* YOUR INSTRUCTIONS
How many lines in these records hold the string "text"? Reply with the number alone.
RECORDS SUPPLIED start
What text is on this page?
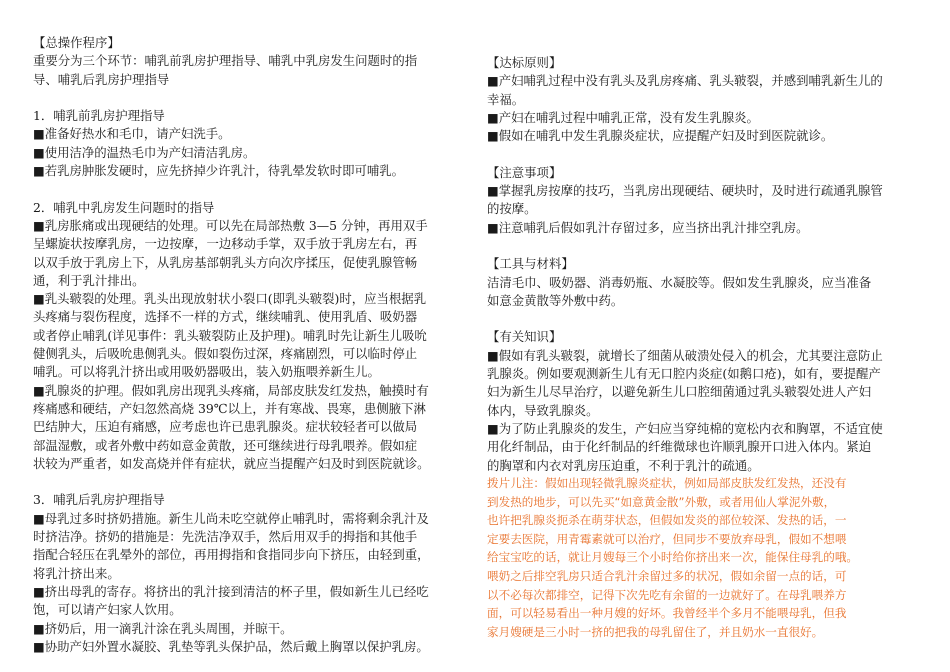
【总操作程序】
重要分为三个环节：哺乳前乳房护理指导、哺乳中乳房发生问题时的指
导、哺乳后乳房护理指导
1．哺乳前乳房护理指导
■准备好热水和毛巾，请产妇洗手。
■使用洁净的温热毛巾为产妇清洁乳房。
■若乳房肿胀发硬时，应先挤掉少许乳汁，待乳晕发软时即可哺乳。
2．哺乳中乳房发生问题时的指导
■乳房胀痛或出现硬结的处理。可以先在局部热敷 3—5 分钟，再用双手
呈螺旋状按摩乳房，一边按摩，一边移动手掌，双手放于乳房左右，再
以双手放于乳房上下，从乳房基部朝乳头方向次序揉压，促使乳腺管畅
通，利于乳汁排出。
■乳头皲裂的处理。乳头出现放射状小裂口(即乳头皲裂)时，应当根据乳
头疼痛与裂伤程度，选择不一样的方式，继续哺乳、使用乳盾、吸奶器
或者停止哺乳(详见事件：乳头皲裂防止及护理)。哺乳时先让新生儿吸吮
健侧乳头，后吸吮患侧乳头。假如裂伤过深，疼痛剧烈，可以临时停止
哺乳。可以将乳汁挤出或用吸奶器吸出，装入奶瓶喂养新生儿。
■乳腺炎的护理。假如乳房出现乳头疼痛，局部皮肤发红发热，触摸时有
疼痛感和硬结，产妇忽然高烧 39℃以上，并有寒战、畏寒，患侧腋下淋
巴结肿大，压迫有痛感，应考虑也许已患乳腺炎。症状较轻者可以做局
部温湿敷，或者外敷中药如意金黄散，还可继续进行母乳喂养。假如症
状较为严重者，如发高烧并伴有症状，就应当提醒产妇及时到医院就诊。
3．哺乳后乳房护理指导
■母乳过多时挤奶措施。新生儿尚未吃空就停止哺乳时，需将剩余乳汁及
时挤洁净。挤奶的措施是：先洗洁净双手，然后用双手的拇指和其他手
指配合轻压在乳晕外的部位，再用拇指和食指同步向下挤压，由轻到重，
将乳汁挤出来。
■挤出母乳的寄存。将挤出的乳汁接到清洁的杯子里，假如新生儿已经吃
饱，可以请产妇家人饮用。
■挤奶后，用一滴乳汁涂在乳头周围，并晾干。
■协助产妇外置水凝胶、乳垫等乳头保护品，然后戴上胸罩以保护乳房。
【达标原则】
■产妇哺乳过程中没有乳头及乳房疼痛、乳头皲裂，并感到哺乳新生儿的
幸福。
■产妇在哺乳过程中哺乳正常，没有发生乳腺炎。
■假如在哺乳中发生乳腺炎症状，应提醒产妇及时到医院就诊。
【注意事项】
■掌握乳房按摩的技巧，当乳房出现硬结、硬块时，及时进行疏通乳腺管
的按摩。
■注意哺乳后假如乳汁存留过多，应当挤出乳汁排空乳房。
【工具与材料】
洁清毛巾、吸奶器、消毒奶瓶、水凝胶等。假如发生乳腺炎，应当准备
如意金黄散等外敷中药。
【有关知识】
■假如有乳头皲裂，就增长了细菌从破溃处侵入的机会，尤其要注意防止
乳腺炎。例如要观测新生儿有无口腔内炎症(如鹅口疮)，如有，要提醒产
妇为新生儿尽早治疗，以避免新生儿口腔细菌通过乳头皲裂处进人产妇
体内，导致乳腺炎。
■为了防止乳腺炎的发生，产妇应当穿纯棉的宽松内衣和胸罩，不适宜使
用化纤制品，由于化纤制品的纤维微球也许顺乳腺开口进入体内。紧迫
的胸罩和内衣对乳房压迫重，不利于乳汁的疏通。
拨片儿注：假如出现轻微乳腺炎症状，例如局部皮肤发红发热，还没有
到发热的地步，可以先买“如意黄金散”外敷，或者用仙人掌泥外敷，
也许把乳腺炎扼杀在萌芽状态，但假如发炎的部位较深、发热的话，一
定要去医院，用青霉素就可以治疗，但同步不要放弃母乳，假如不想喂
给宝宝吃的话，就让月嫂每三个小时给你挤出来一次，能保住母乳的哦。
喂奶之后排空乳房只适合乳汁余留过多的状况，假如余留一点的话，可
以不必每次都排空，记得下次先吃有余留的一边就好了。在母乳喂养方
面，可以轻易看出一种月嫂的好坏。我曾经半个多月不能喂母乳，但我
家月嫂硬是三小时一挤的把我的母乳留住了，并且奶水一直很好。
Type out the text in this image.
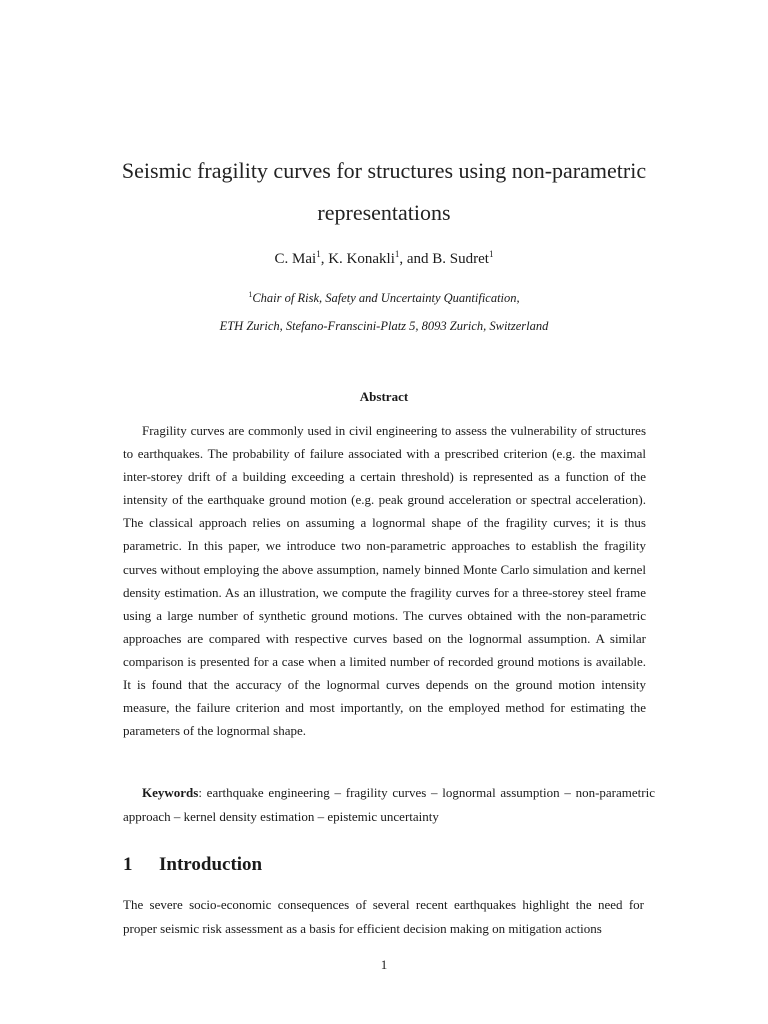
Seismic fragility curves for structures using non-parametric
representations
C. Mai$^1$, K. Konakli$^1$, and B. Sudret$^1$
$^1$Chair of Risk, Safety and Uncertainty Quantification,
ETH Zurich, Stefano-Franscini-Platz 5, 8093 Zurich, Switzerland
Abstract

Fragility curves are commonly used in civil engineering to assess the vulnerability of structures to earthquakes. The probability of failure associated with a prescribed criterion (e.g. the maximal inter-storey drift of a building exceeding a certain threshold) is represented as a function of the intensity of the earthquake ground motion (e.g. peak ground acceleration or spectral acceleration). The classical approach relies on assuming a lognormal shape of the fragility curves; it is thus parametric. In this paper, we introduce two non-parametric approaches to establish the fragility curves without employing the above assumption, namely binned Monte Carlo simulation and kernel density estimation. As an illustration, we compute the fragility curves for a three-storey steel frame using a large number of synthetic ground motions. The curves obtained with the non-parametric approaches are compared with respective curves based on the lognormal assumption. A similar comparison is presented for a case when a limited number of recorded ground motions is available. It is found that the accuracy of the lognormal curves depends on the ground motion intensity measure, the failure criterion and most importantly, on the employed method for estimating the parameters of the lognormal shape.

Keywords: earthquake engineering – fragility curves – lognormal assumption – non-parametric approach – kernel density estimation – epistemic uncertainty

1 Introduction

The severe socio-economic consequences of several recent earthquakes highlight the need for proper seismic risk assessment as a basis for efficient decision making on mitigation actions

1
RECORDS SUPPLIED end
* FINAL ANSWER
2